Description of the task.
Quote the listing below in its entirety, omitting every image.

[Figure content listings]
◇ ◇ ◇ ◇ ◇

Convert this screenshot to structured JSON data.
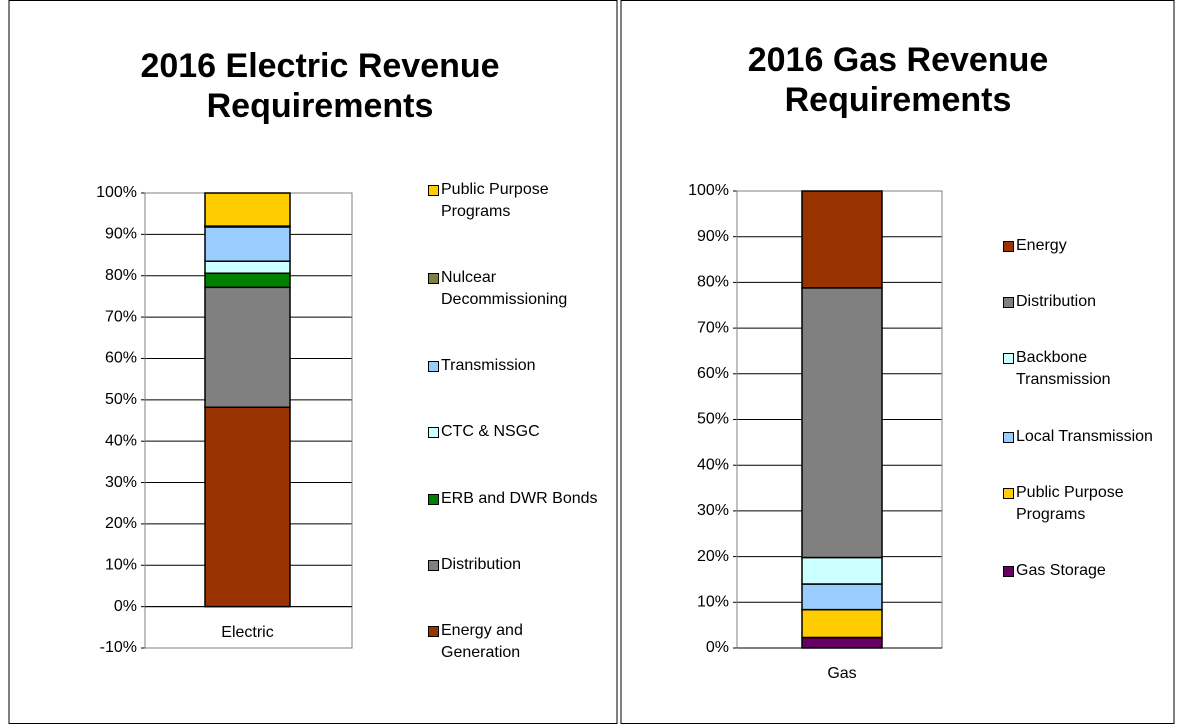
{
  "chart_data": [
    {
      "type": "bar",
      "stacked": true,
      "title": "2016 Electric Revenue Requirements",
      "categories": [
        "Electric"
      ],
      "ylim": [
        -10,
        100
      ],
      "yticks": [
        {
          "value": -10,
          "label": "-10%"
        },
        {
          "value": 0,
          "label": "0%"
        },
        {
          "value": 10,
          "label": "10%"
        },
        {
          "value": 20,
          "label": "20%"
        },
        {
          "value": 30,
          "label": "30%"
        },
        {
          "value": 40,
          "label": "40%"
        },
        {
          "value": 50,
          "label": "50%"
        },
        {
          "value": 60,
          "label": "60%"
        },
        {
          "value": 70,
          "label": "70%"
        },
        {
          "value": 80,
          "label": "80%"
        },
        {
          "value": 90,
          "label": "90%"
        },
        {
          "value": 100,
          "label": "100%"
        }
      ],
      "grid": true,
      "series": [
        {
          "name": "Energy and Generation",
          "color": "#993300",
          "values": [
            48.2
          ]
        },
        {
          "name": "Distribution",
          "color": "#808080",
          "values": [
            29
          ]
        },
        {
          "name": "ERB and DWR Bonds",
          "color": "#008000",
          "values": [
            3.4
          ]
        },
        {
          "name": "CTC & NSGC",
          "color": "#ccffff",
          "values": [
            2.9
          ]
        },
        {
          "name": "Transmission",
          "color": "#99ccff",
          "values": [
            8.3
          ]
        },
        {
          "name": "Nulcear Decommissioning",
          "color": "#808040",
          "values": [
            0.2
          ]
        },
        {
          "name": "Public Purpose Programs",
          "color": "#ffcc00",
          "values": [
            8.0
          ]
        }
      ]
    },
    {
      "type": "bar",
      "stacked": true,
      "title": "2016 Gas Revenue Requirements",
      "categories": [
        "Gas"
      ],
      "ylim": [
        0,
        100
      ],
      "yticks": [
        {
          "value": 0,
          "label": "0%"
        },
        {
          "value": 10,
          "label": "10%"
        },
        {
          "value": 20,
          "label": "20%"
        },
        {
          "value": 30,
          "label": "30%"
        },
        {
          "value": 40,
          "label": "40%"
        },
        {
          "value": 50,
          "label": "50%"
        },
        {
          "value": 60,
          "label": "60%"
        },
        {
          "value": 70,
          "label": "70%"
        },
        {
          "value": 80,
          "label": "80%"
        },
        {
          "value": 90,
          "label": "90%"
        },
        {
          "value": 100,
          "label": "100%"
        }
      ],
      "grid": true,
      "series": [
        {
          "name": "Gas Storage",
          "color": "#660066",
          "values": [
            2.3
          ]
        },
        {
          "name": "Public Purpose Programs",
          "color": "#ffcc00",
          "values": [
            6.1
          ]
        },
        {
          "name": "Local Transmission",
          "color": "#99ccff",
          "values": [
            5.6
          ]
        },
        {
          "name": "Backbone Transmission",
          "color": "#ccffff",
          "values": [
            5.8
          ]
        },
        {
          "name": "Distribution",
          "color": "#808080",
          "values": [
            59
          ]
        },
        {
          "name": "Energy",
          "color": "#993300",
          "values": [
            21.2
          ]
        }
      ]
    }
  ]
}
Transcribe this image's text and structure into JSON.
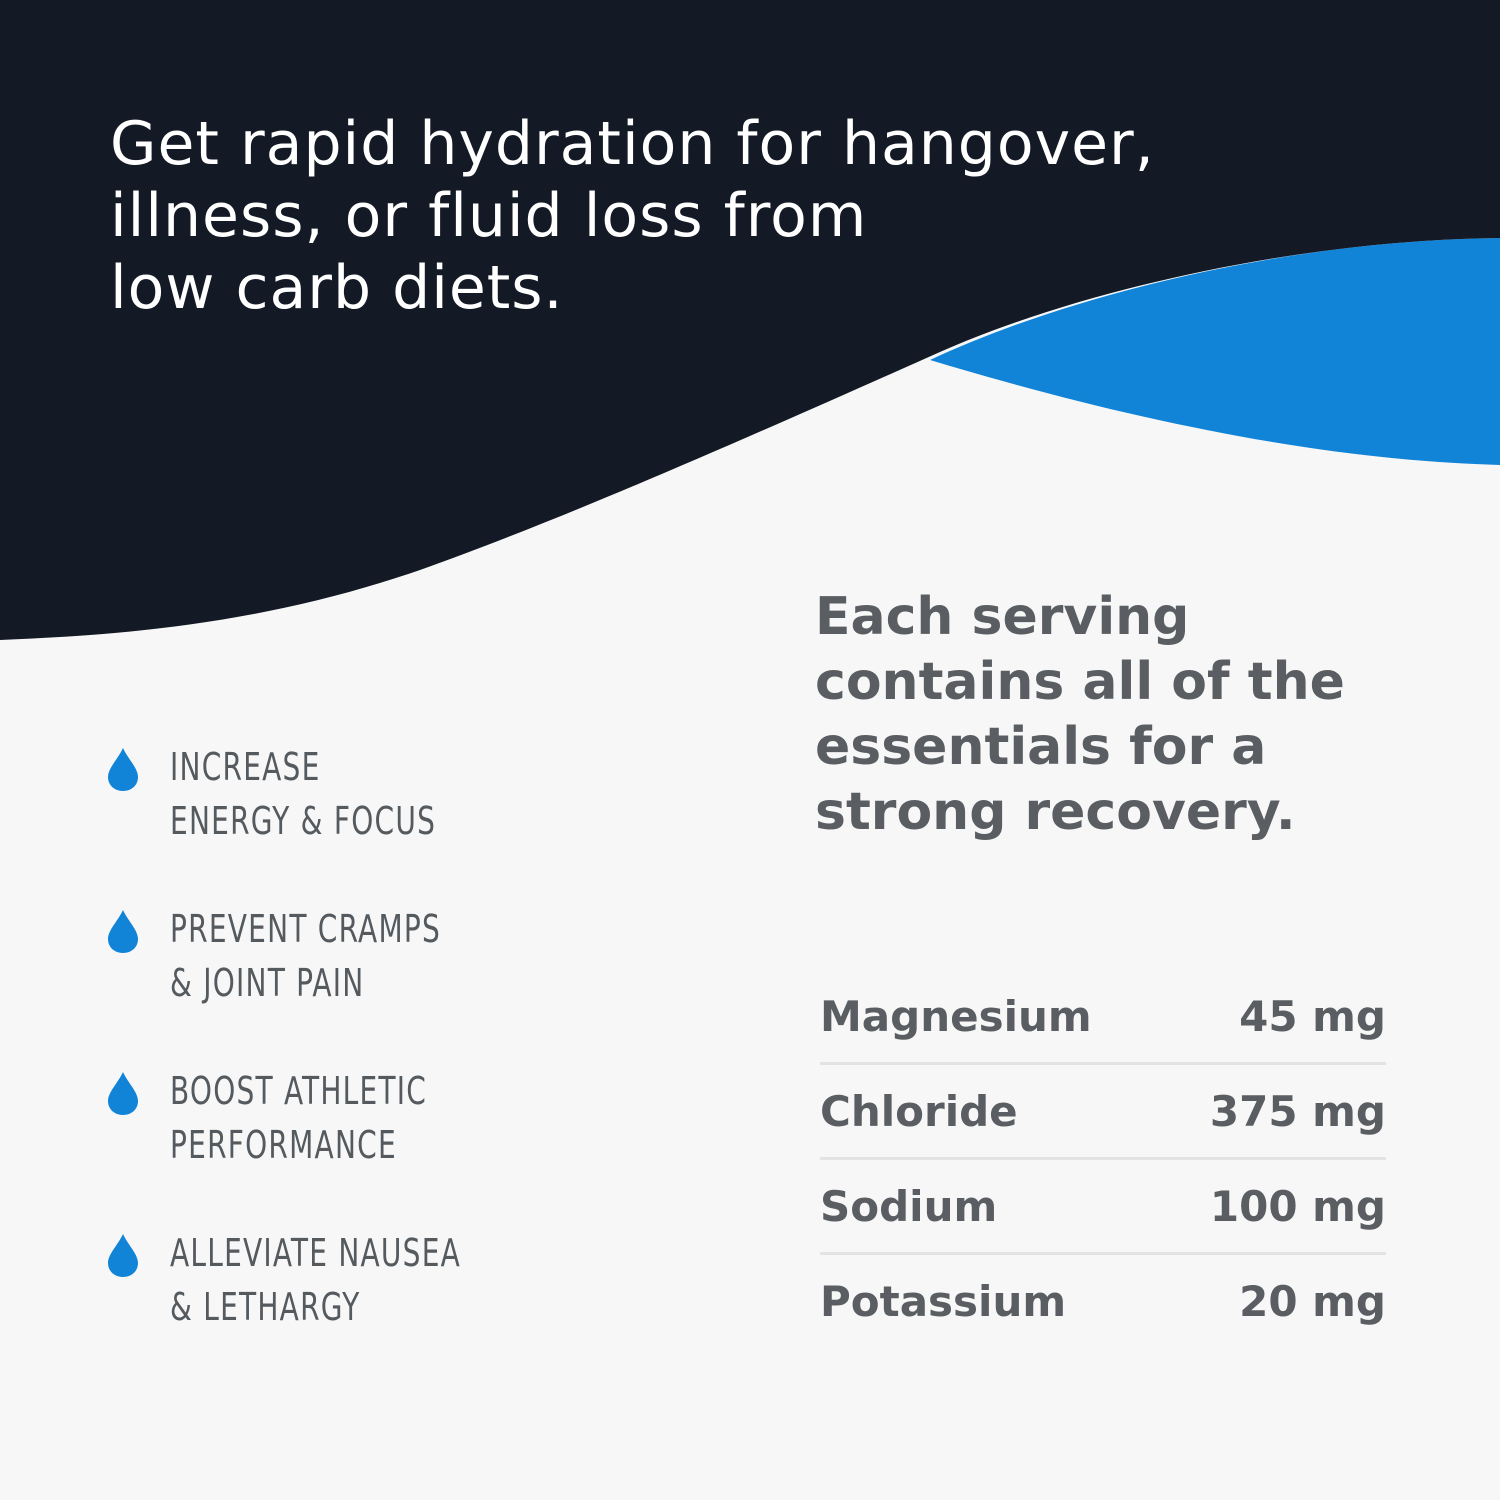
{
  "colors": {
    "navy": "#141a25",
    "blue": "#1184d8",
    "background": "#f7f7f7",
    "text_gray": "#5a5e62"
  },
  "headline": {
    "lines": [
      "Get rapid hydration for hangover,",
      "illness, or fluid loss from",
      "low carb diets."
    ]
  },
  "benefits": [
    {
      "icon": "water-drop-icon",
      "lines": [
        "INCREASE",
        "ENERGY & FOCUS"
      ]
    },
    {
      "icon": "water-drop-icon",
      "lines": [
        "PREVENT CRAMPS",
        "& JOINT PAIN"
      ]
    },
    {
      "icon": "water-drop-icon",
      "lines": [
        "BOOST ATHLETIC",
        "PERFORMANCE"
      ]
    },
    {
      "icon": "water-drop-icon",
      "lines": [
        "ALLEVIATE NAUSEA",
        "& LETHARGY"
      ]
    }
  ],
  "serving": {
    "lines": [
      "Each serving",
      "contains all of the",
      "essentials for a",
      "strong recovery."
    ]
  },
  "nutrients": [
    {
      "name": "Magnesium",
      "amount": "45 mg"
    },
    {
      "name": "Chloride",
      "amount": "375 mg"
    },
    {
      "name": "Sodium",
      "amount": "100 mg"
    },
    {
      "name": "Potassium",
      "amount": "20 mg"
    }
  ]
}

◇ ◇ ◇ ◇ ◇

Output of the task.
Convert this screenshot to structured JSON data.
{
  "chart_data": [
    {
      "type": "bar",
      "stacked": true,
      "title": "2016 Electric Revenue Requirements",
      "categories": [
        "Electric"
      ],
      "ylim": [
        -10,
        100
      ],
      "yticks": [
        {
          "value": -10,
          "label": "-10%"
        },
        {
          "value": 0,
          "label": "0%"
        },
        {
          "value": 10,
          "label": "10%"
        },
        {
          "value": 20,
          "label": "20%"
        },
        {
          "value": 30,
          "label": "30%"
        },
        {
          "value": 40,
          "label": "40%"
        },
        {
          "value": 50,
          "label": "50%"
        },
        {
          "value": 60,
          "label": "60%"
        },
        {
          "value": 70,
          "label": "70%"
        },
        {
          "value": 80,
          "label": "80%"
        },
        {
          "value": 90,
          "label": "90%"
        },
        {
          "value": 100,
          "label": "100%"
        }
      ],
      "grid": true,
      "series": [
        {
          "name": "Energy and Generation",
          "color": "#993300",
          "values": [
            48.2
          ]
        },
        {
          "name": "Distribution",
          "color": "#808080",
          "values": [
            29
          ]
        },
        {
          "name": "ERB and DWR Bonds",
          "color": "#008000",
          "values": [
            3.4
          ]
        },
        {
          "name": "CTC & NSGC",
          "color": "#ccffff",
          "values": [
            2.9
          ]
        },
        {
          "name": "Transmission",
          "color": "#99ccff",
          "values": [
            8.3
          ]
        },
        {
          "name": "Nulcear Decommissioning",
          "color": "#808040",
          "values": [
            0.2
          ]
        },
        {
          "name": "Public Purpose Programs",
          "color": "#ffcc00",
          "values": [
            8.0
          ]
        }
      ]
    },
    {
      "type": "bar",
      "stacked": true,
      "title": "2016 Gas Revenue Requirements",
      "categories": [
        "Gas"
      ],
      "ylim": [
        0,
        100
      ],
      "yticks": [
        {
          "value": 0,
          "label": "0%"
        },
        {
          "value": 10,
          "label": "10%"
        },
        {
          "value": 20,
          "label": "20%"
        },
        {
          "value": 30,
          "label": "30%"
        },
        {
          "value": 40,
          "label": "40%"
        },
        {
          "value": 50,
          "label": "50%"
        },
        {
          "value": 60,
          "label": "60%"
        },
        {
          "value": 70,
          "label": "70%"
        },
        {
          "value": 80,
          "label": "80%"
        },
        {
          "value": 90,
          "label": "90%"
        },
        {
          "value": 100,
          "label": "100%"
        }
      ],
      "grid": true,
      "series": [
        {
          "name": "Gas Storage",
          "color": "#660066",
          "values": [
            2.3
          ]
        },
        {
          "name": "Public Purpose Programs",
          "color": "#ffcc00",
          "values": [
            6.1
          ]
        },
        {
          "name": "Local Transmission",
          "color": "#99ccff",
          "values": [
            5.6
          ]
        },
        {
          "name": "Backbone Transmission",
          "color": "#ccffff",
          "values": [
            5.8
          ]
        },
        {
          "name": "Distribution",
          "color": "#808080",
          "values": [
            59
          ]
        },
        {
          "name": "Energy",
          "color": "#993300",
          "values": [
            21.2
          ]
        }
      ]
    }
  ]
}
Transcribe this image's text and structure into JSON.
{
  "colors": {
    "navy": "#141a25",
    "blue": "#1184d8",
    "background": "#f7f7f7",
    "text_gray": "#5a5e62"
  },
  "headline": {
    "lines": [
      "Get rapid hydration for hangover,",
      "illness, or fluid loss from",
      "low carb diets."
    ]
  },
  "benefits": [
    {
      "icon": "water-drop-icon",
      "lines": [
        "INCREASE",
        "ENERGY & FOCUS"
      ]
    },
    {
      "icon": "water-drop-icon",
      "lines": [
        "PREVENT CRAMPS",
        "& JOINT PAIN"
      ]
    },
    {
      "icon": "water-drop-icon",
      "lines": [
        "BOOST ATHLETIC",
        "PERFORMANCE"
      ]
    },
    {
      "icon": "water-drop-icon",
      "lines": [
        "ALLEVIATE NAUSEA",
        "& LETHARGY"
      ]
    }
  ],
  "serving": {
    "lines": [
      "Each serving",
      "contains all of the",
      "essentials for a",
      "strong recovery."
    ]
  },
  "nutrients": [
    {
      "name": "Magnesium",
      "amount": "45 mg"
    },
    {
      "name": "Chloride",
      "amount": "375 mg"
    },
    {
      "name": "Sodium",
      "amount": "100 mg"
    },
    {
      "name": "Potassium",
      "amount": "20 mg"
    }
  ]
}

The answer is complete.